→ **Input material**:
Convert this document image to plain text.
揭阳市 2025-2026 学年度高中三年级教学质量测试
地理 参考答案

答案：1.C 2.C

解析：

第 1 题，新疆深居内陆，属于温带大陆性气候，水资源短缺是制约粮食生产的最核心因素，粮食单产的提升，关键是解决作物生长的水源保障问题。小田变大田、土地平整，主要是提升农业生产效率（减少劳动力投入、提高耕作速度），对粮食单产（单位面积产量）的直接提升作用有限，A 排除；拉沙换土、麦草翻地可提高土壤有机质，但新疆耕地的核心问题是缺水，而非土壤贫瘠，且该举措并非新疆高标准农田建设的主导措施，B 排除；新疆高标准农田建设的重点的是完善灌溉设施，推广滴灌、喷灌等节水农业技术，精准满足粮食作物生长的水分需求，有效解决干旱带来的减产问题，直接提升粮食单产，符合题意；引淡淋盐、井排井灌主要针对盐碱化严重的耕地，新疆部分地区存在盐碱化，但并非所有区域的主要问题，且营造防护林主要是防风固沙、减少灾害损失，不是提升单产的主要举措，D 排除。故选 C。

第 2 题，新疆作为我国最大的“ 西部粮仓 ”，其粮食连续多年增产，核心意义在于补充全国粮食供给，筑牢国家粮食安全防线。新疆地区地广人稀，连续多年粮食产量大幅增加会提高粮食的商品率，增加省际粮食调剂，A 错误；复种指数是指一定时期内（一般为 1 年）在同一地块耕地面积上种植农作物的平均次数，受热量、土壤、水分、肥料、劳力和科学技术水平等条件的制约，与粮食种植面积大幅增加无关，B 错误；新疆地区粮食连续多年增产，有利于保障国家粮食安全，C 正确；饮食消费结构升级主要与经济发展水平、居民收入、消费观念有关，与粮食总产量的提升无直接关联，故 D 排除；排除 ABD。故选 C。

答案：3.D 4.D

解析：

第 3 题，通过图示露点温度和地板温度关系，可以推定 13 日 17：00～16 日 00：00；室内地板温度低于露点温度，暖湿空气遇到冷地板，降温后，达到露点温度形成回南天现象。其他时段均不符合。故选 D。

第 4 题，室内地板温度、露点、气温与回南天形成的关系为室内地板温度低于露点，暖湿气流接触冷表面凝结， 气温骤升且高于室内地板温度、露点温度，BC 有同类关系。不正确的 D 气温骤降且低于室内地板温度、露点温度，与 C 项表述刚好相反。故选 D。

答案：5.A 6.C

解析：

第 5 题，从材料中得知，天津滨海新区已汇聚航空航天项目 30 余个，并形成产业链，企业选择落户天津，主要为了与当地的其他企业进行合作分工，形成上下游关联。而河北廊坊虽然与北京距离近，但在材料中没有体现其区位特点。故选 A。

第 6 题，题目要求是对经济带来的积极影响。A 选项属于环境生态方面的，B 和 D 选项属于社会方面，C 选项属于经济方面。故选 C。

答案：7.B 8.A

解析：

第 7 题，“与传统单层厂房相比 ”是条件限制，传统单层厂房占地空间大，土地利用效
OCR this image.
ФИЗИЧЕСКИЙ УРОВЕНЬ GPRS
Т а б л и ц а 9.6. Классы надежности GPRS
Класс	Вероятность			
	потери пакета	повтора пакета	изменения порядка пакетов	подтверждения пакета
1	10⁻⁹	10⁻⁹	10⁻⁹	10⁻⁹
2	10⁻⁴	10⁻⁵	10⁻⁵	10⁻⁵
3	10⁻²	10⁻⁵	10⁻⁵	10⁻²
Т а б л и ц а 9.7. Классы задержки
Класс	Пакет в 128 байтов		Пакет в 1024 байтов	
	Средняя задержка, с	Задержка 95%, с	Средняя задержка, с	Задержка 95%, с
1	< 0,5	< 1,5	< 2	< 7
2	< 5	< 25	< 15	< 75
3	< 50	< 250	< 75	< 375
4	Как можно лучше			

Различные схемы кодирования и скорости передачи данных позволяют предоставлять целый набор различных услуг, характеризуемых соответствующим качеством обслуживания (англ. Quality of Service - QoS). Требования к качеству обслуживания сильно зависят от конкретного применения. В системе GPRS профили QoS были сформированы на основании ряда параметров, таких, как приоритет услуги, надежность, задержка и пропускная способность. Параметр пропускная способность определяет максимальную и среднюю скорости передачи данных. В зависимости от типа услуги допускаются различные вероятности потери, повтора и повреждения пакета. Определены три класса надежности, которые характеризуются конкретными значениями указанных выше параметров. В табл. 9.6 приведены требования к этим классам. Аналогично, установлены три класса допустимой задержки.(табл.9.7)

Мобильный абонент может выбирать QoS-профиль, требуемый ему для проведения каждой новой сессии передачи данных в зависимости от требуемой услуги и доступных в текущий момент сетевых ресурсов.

---

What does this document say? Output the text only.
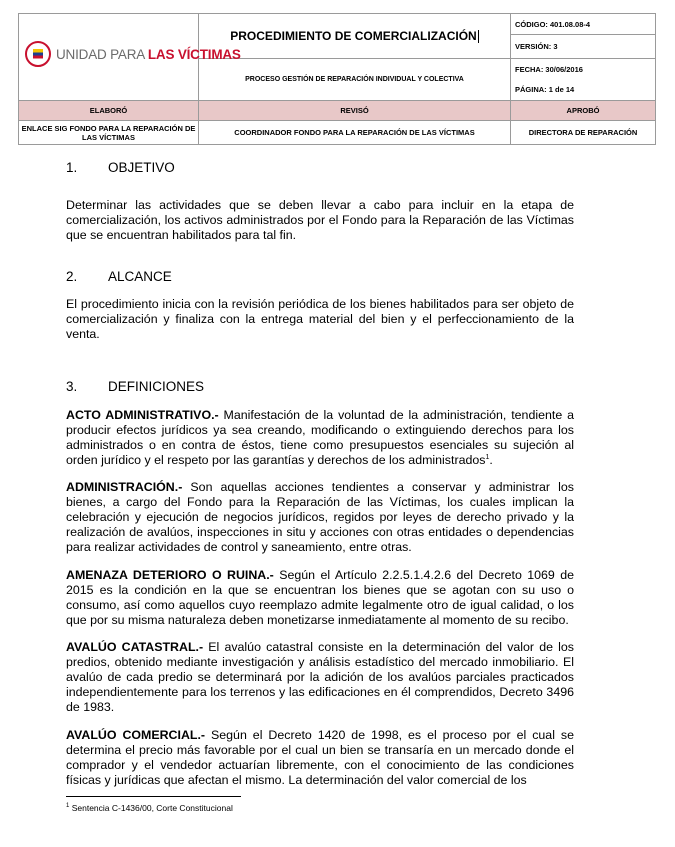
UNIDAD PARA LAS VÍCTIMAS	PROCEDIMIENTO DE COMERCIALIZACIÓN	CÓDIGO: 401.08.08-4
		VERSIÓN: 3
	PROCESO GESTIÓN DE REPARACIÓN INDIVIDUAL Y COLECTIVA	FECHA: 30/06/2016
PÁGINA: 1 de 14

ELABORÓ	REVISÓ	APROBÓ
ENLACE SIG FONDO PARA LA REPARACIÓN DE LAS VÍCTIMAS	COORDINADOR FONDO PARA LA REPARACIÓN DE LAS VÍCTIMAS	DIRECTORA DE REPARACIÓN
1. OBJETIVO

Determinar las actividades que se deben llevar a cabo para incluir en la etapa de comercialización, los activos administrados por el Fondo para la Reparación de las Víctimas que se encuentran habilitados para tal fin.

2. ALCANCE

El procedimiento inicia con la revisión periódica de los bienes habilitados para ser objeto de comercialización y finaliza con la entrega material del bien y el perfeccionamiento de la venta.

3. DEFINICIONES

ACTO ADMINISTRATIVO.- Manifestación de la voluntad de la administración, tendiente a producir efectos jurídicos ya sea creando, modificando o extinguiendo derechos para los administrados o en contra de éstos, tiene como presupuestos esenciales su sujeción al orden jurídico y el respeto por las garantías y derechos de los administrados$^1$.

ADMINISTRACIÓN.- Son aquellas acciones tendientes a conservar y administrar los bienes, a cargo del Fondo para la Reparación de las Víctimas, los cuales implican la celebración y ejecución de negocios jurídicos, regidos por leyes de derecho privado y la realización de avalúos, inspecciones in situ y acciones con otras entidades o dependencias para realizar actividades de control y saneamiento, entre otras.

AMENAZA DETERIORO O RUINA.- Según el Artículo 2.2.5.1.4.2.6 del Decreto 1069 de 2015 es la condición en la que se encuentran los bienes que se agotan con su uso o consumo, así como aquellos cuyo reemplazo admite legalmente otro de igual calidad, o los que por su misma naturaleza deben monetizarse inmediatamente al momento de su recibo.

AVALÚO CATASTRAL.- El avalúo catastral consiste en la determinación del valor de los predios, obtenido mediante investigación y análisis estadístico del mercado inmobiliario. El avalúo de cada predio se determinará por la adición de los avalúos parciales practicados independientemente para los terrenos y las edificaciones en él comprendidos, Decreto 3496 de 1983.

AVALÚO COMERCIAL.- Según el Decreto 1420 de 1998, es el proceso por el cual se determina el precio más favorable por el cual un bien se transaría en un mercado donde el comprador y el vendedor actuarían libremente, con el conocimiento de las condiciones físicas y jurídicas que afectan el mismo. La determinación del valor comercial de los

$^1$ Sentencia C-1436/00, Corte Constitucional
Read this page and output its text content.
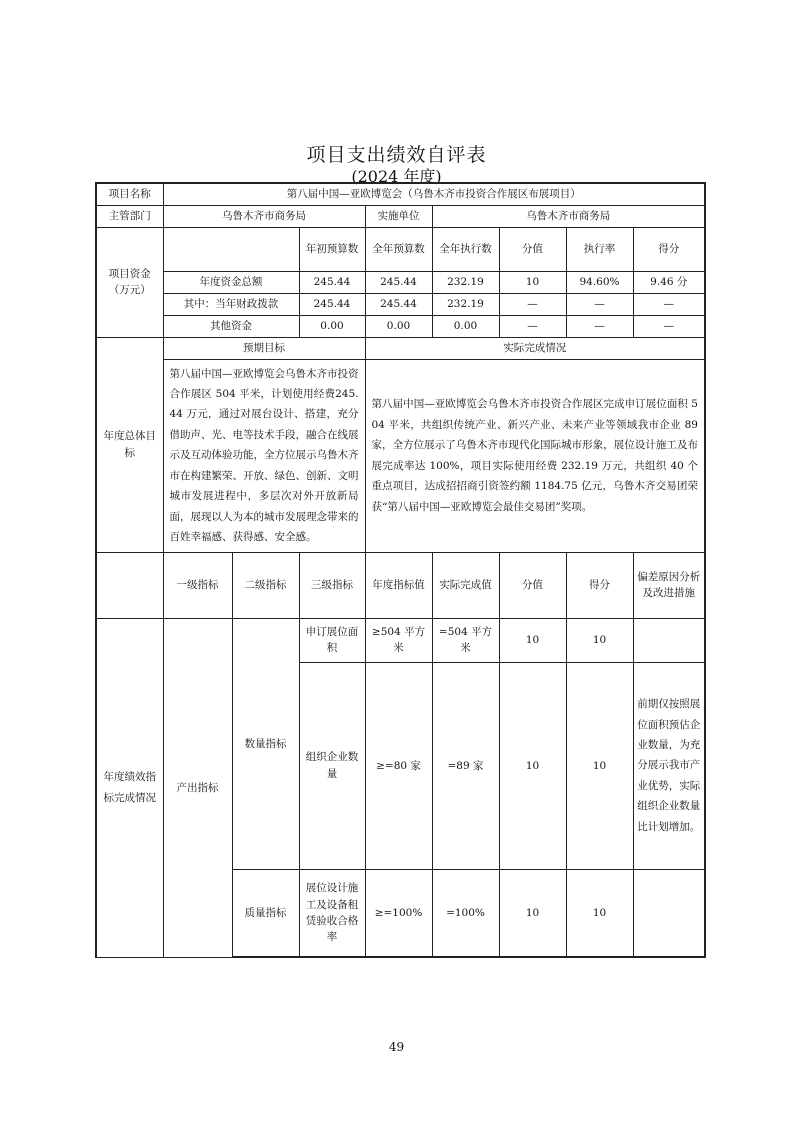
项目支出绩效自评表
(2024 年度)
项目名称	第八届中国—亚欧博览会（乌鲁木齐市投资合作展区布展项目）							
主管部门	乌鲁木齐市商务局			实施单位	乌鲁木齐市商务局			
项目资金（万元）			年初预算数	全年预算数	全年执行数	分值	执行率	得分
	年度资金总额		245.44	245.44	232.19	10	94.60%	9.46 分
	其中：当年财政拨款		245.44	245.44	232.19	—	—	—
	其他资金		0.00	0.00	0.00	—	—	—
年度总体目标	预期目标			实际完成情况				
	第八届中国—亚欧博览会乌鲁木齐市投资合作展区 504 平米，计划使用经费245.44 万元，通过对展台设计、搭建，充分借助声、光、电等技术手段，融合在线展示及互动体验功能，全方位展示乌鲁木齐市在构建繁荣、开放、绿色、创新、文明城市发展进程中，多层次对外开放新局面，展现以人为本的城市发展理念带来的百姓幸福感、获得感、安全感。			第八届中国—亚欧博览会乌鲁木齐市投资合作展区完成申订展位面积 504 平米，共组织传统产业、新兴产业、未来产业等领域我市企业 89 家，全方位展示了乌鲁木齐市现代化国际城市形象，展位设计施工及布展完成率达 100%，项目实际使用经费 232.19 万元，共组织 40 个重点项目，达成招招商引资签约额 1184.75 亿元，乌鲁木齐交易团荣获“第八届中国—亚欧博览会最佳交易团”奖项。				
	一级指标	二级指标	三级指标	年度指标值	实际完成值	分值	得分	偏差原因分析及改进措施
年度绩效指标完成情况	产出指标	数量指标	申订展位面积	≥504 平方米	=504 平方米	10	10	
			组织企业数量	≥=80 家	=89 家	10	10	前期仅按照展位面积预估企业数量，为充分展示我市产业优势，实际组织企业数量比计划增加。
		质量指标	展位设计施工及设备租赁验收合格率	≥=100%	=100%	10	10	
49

--

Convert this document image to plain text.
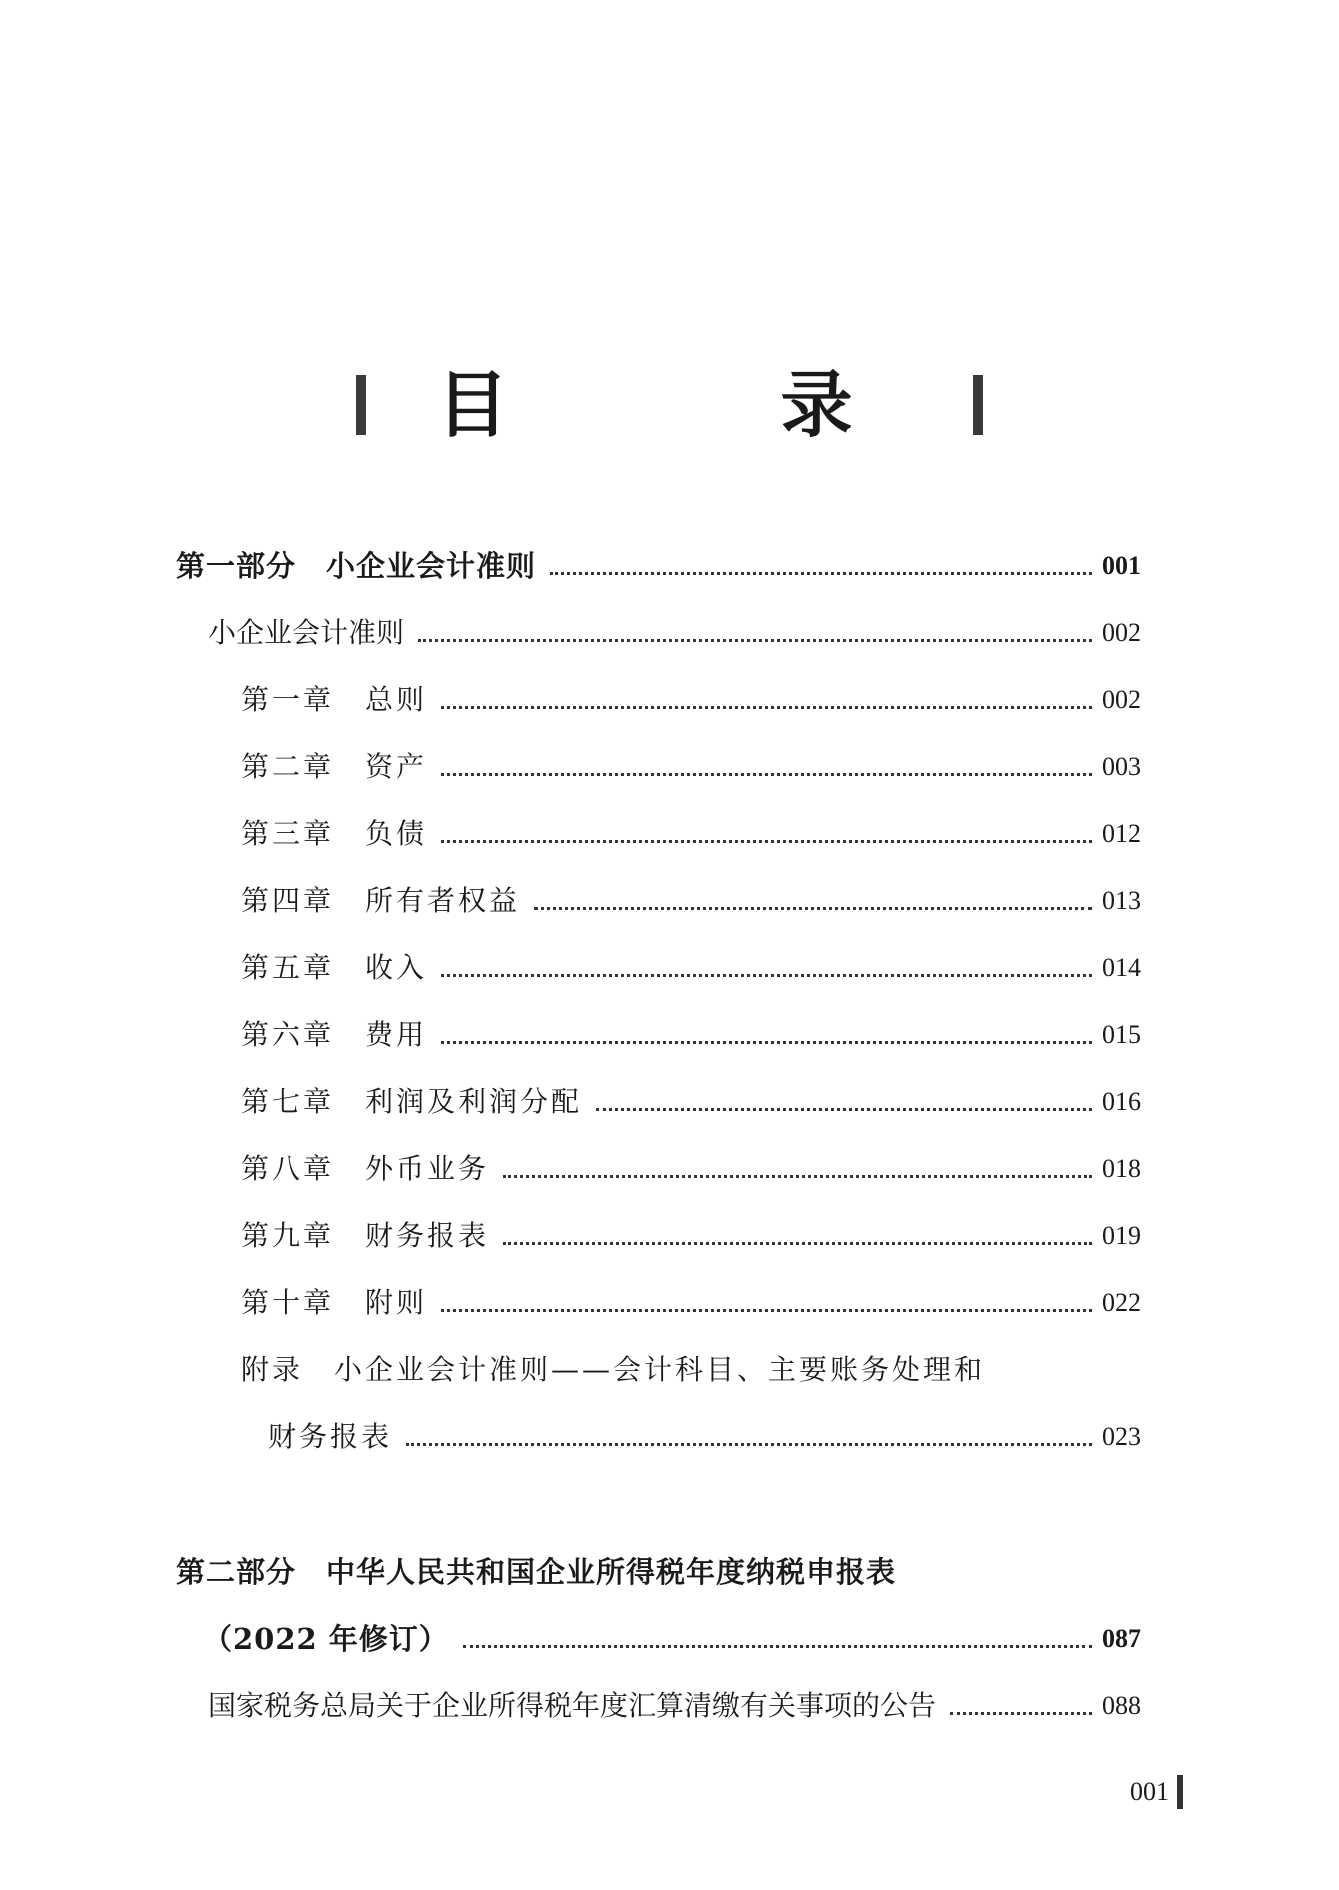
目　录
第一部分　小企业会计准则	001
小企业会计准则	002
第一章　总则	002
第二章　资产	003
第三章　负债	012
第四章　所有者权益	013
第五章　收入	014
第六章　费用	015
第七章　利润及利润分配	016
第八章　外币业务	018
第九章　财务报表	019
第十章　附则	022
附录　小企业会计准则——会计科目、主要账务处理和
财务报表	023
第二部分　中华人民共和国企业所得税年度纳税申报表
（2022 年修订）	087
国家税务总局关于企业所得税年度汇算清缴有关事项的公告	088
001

→ **Stated goal**: Copy all lines from the listing that contain "habilitados".

→ **Exercise solution**:
Determinar las actividades que se deben llevar a cabo para incluir en la etapa de comercialización, los activos administrados por el Fondo para la Reparación de las Víctimas que se encuentran habilitados para tal fin.
El procedimiento inicia con la revisión periódica de los bienes habilitados para ser objeto de comercialización y finaliza con la entrega material del bien y el perfeccionamiento de la venta.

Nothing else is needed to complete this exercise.